Element box annotations:
★ ★ ★ ★ ★ ★ ★

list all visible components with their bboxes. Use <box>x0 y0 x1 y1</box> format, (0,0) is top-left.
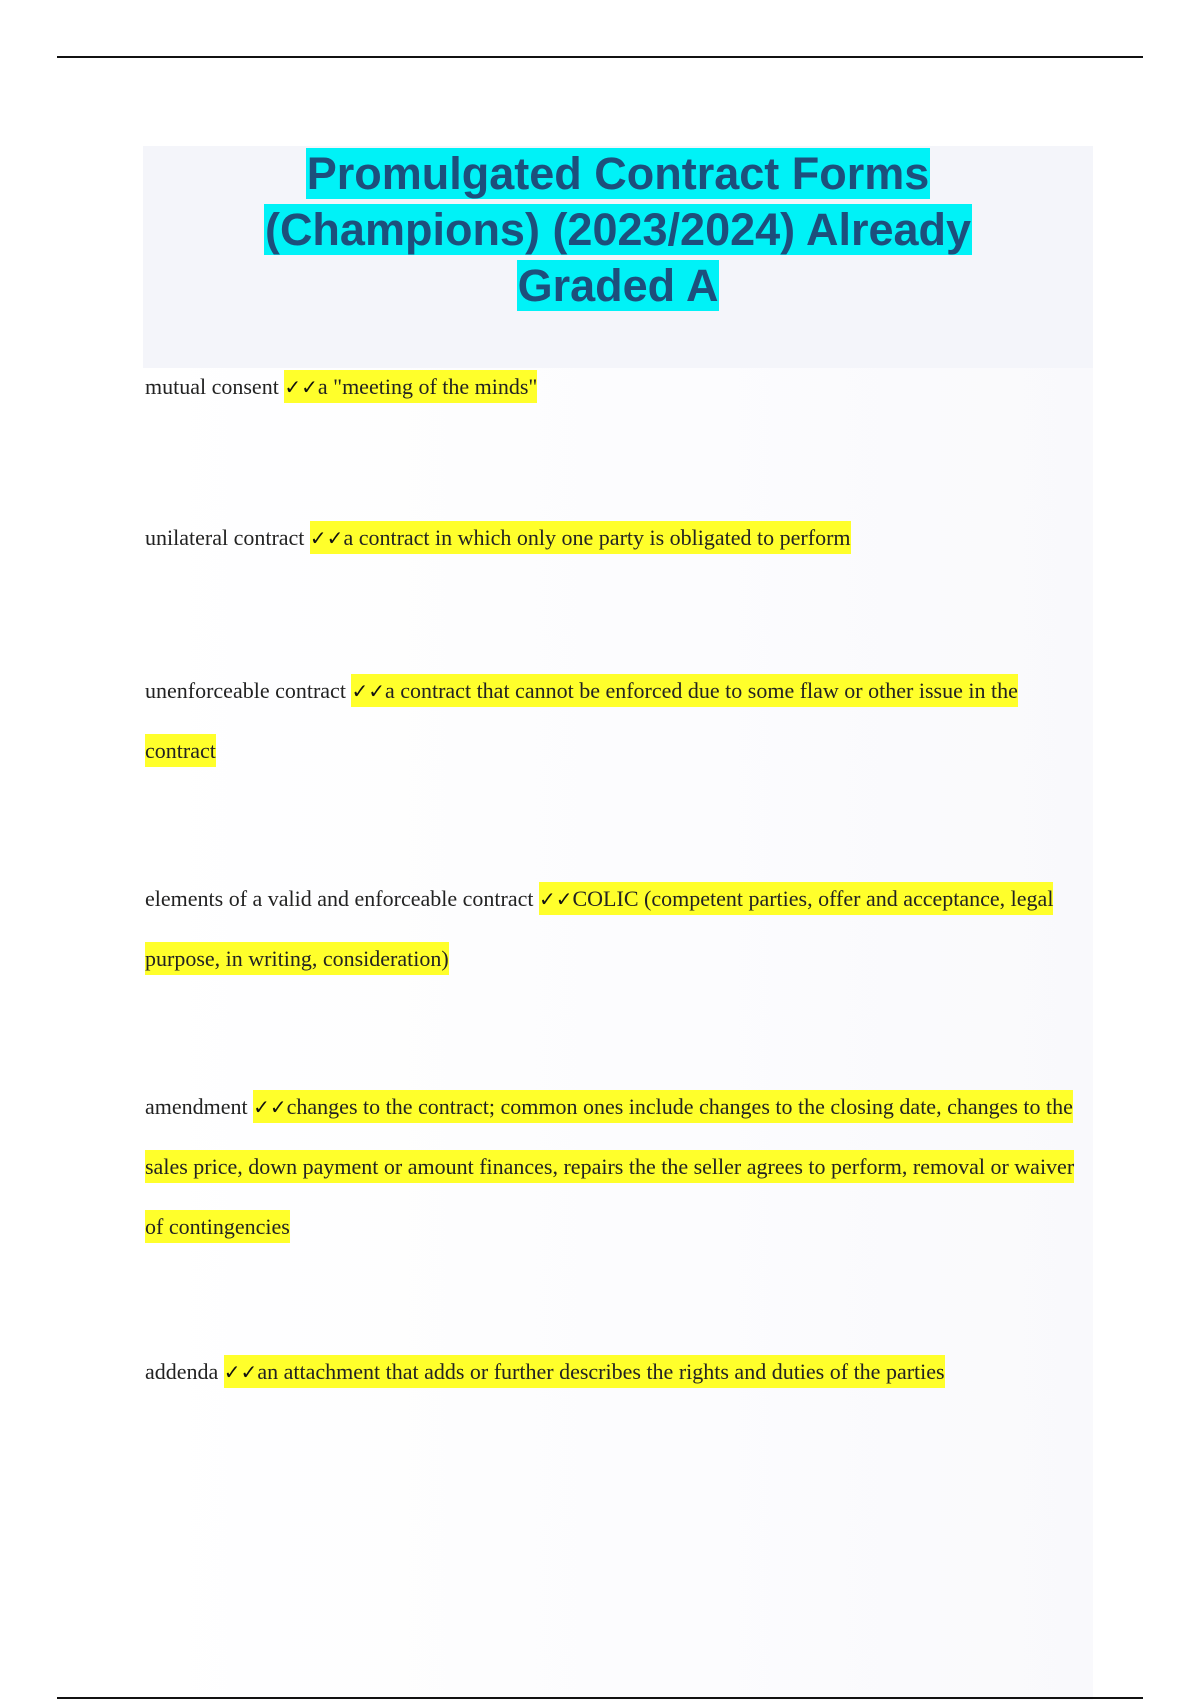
entry-term: unenforceable contract <box>145 678 346 703</box>
double-check-icon: ✓✓ <box>351 679 385 703</box>
double-check-icon: ✓✓ <box>284 375 318 399</box>
entry-definition: a "meeting of the minds" <box>317 374 538 399</box>
flashcard-entry-unenforceable-contract <box>145 661 1085 781</box>
entry-term: addenda <box>145 1359 219 1384</box>
double-check-icon: ✓✓ <box>223 1360 258 1384</box>
flashcard-entry-unilateral-contract <box>145 508 1085 568</box>
entry-definition: COLIC (competent parties, offer and acceptance, legal purpose, in writing, consideration) <box>145 886 1054 971</box>
entry-definition: a contract in which only one party is obligated to perform <box>343 525 851 550</box>
double-check-icon: ✓✓ <box>309 526 344 550</box>
entry-term: elements of a valid and enforceable contract <box>145 886 534 911</box>
top-rule <box>57 56 1143 58</box>
double-check-icon: ✓✓ <box>253 1095 287 1119</box>
flashcard-entry-addenda <box>145 1342 1085 1402</box>
title-line-3: Graded A <box>517 260 719 311</box>
entry-definition: a contract that cannot be enforced due to some flaw or other issue in the contract <box>145 678 1018 763</box>
title-line-2: (Champions) (2023/2024) Already <box>264 204 972 255</box>
entry-term: mutual consent <box>145 374 279 399</box>
entry-term: amendment <box>145 1094 248 1119</box>
flashcard-entry-elements-of-contract <box>145 869 1085 989</box>
entry-definition: changes to the contract; common ones include changes to the closing date, changes to the sales price, down payment or amount finances, repairs the the seller agrees to perform, removal or waiver of contingencies <box>145 1094 1075 1239</box>
title-line-1: Promulgated Contract Forms <box>306 148 930 199</box>
entry-definition: an attachment that adds or further describes the rights and duties of the parties <box>257 1359 945 1384</box>
bottom-rule <box>57 1697 1143 1699</box>
flashcard-entry-mutual-consent <box>145 357 1085 417</box>
entry-term: unilateral contract <box>145 525 305 550</box>
flashcard-entry-amendment <box>145 1077 1085 1257</box>
document-title <box>143 146 1093 314</box>
double-check-icon: ✓✓ <box>538 887 573 911</box>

★ ★ ★ ★ ★ ★ ★

Goal: Rewrite the material above, switching "visible components" to "visible items" and keeping everything else the same. Leave the pictures out of your answer.

Written solution:
list all visible items with their bboxes. Use <box>x0 y0 x1 y1</box> format, (0,0) is top-left.
entry-term: unenforceable contract <box>145 678 346 703</box>
double-check-icon: ✓✓ <box>351 679 385 703</box>
double-check-icon: ✓✓ <box>284 375 318 399</box>
entry-definition: a "meeting of the minds" <box>317 374 538 399</box>
flashcard-entry-unenforceable-contract <box>145 661 1085 781</box>
entry-term: addenda <box>145 1359 219 1384</box>
double-check-icon: ✓✓ <box>223 1360 258 1384</box>
flashcard-entry-unilateral-contract <box>145 508 1085 568</box>
entry-definition: COLIC (competent parties, offer and acceptance, legal purpose, in writing, consideration) <box>145 886 1054 971</box>
entry-definition: a contract in which only one party is obligated to perform <box>343 525 851 550</box>
double-check-icon: ✓✓ <box>309 526 344 550</box>
entry-term: elements of a valid and enforceable contract <box>145 886 534 911</box>
top-rule <box>57 56 1143 58</box>
double-check-icon: ✓✓ <box>253 1095 287 1119</box>
flashcard-entry-addenda <box>145 1342 1085 1402</box>
title-line-3: Graded A <box>517 260 719 311</box>
entry-definition: a contract that cannot be enforced due to some flaw or other issue in the contract <box>145 678 1018 763</box>
title-line-2: (Champions) (2023/2024) Already <box>264 204 972 255</box>
entry-term: mutual consent <box>145 374 279 399</box>
entry-term: amendment <box>145 1094 248 1119</box>
flashcard-entry-elements-of-contract <box>145 869 1085 989</box>
entry-definition: changes to the contract; common ones include changes to the closing date, changes to the sales price, down payment or amount finances, repairs the the seller agrees to perform, removal or waiver of contingencies <box>145 1094 1075 1239</box>
title-line-1: Promulgated Contract Forms <box>306 148 930 199</box>
entry-definition: an attachment that adds or further describes the rights and duties of the parties <box>257 1359 945 1384</box>
bottom-rule <box>57 1697 1143 1699</box>
flashcard-entry-mutual-consent <box>145 357 1085 417</box>
entry-term: unilateral contract <box>145 525 305 550</box>
flashcard-entry-amendment <box>145 1077 1085 1257</box>
document-title <box>143 146 1093 314</box>
double-check-icon: ✓✓ <box>538 887 573 911</box>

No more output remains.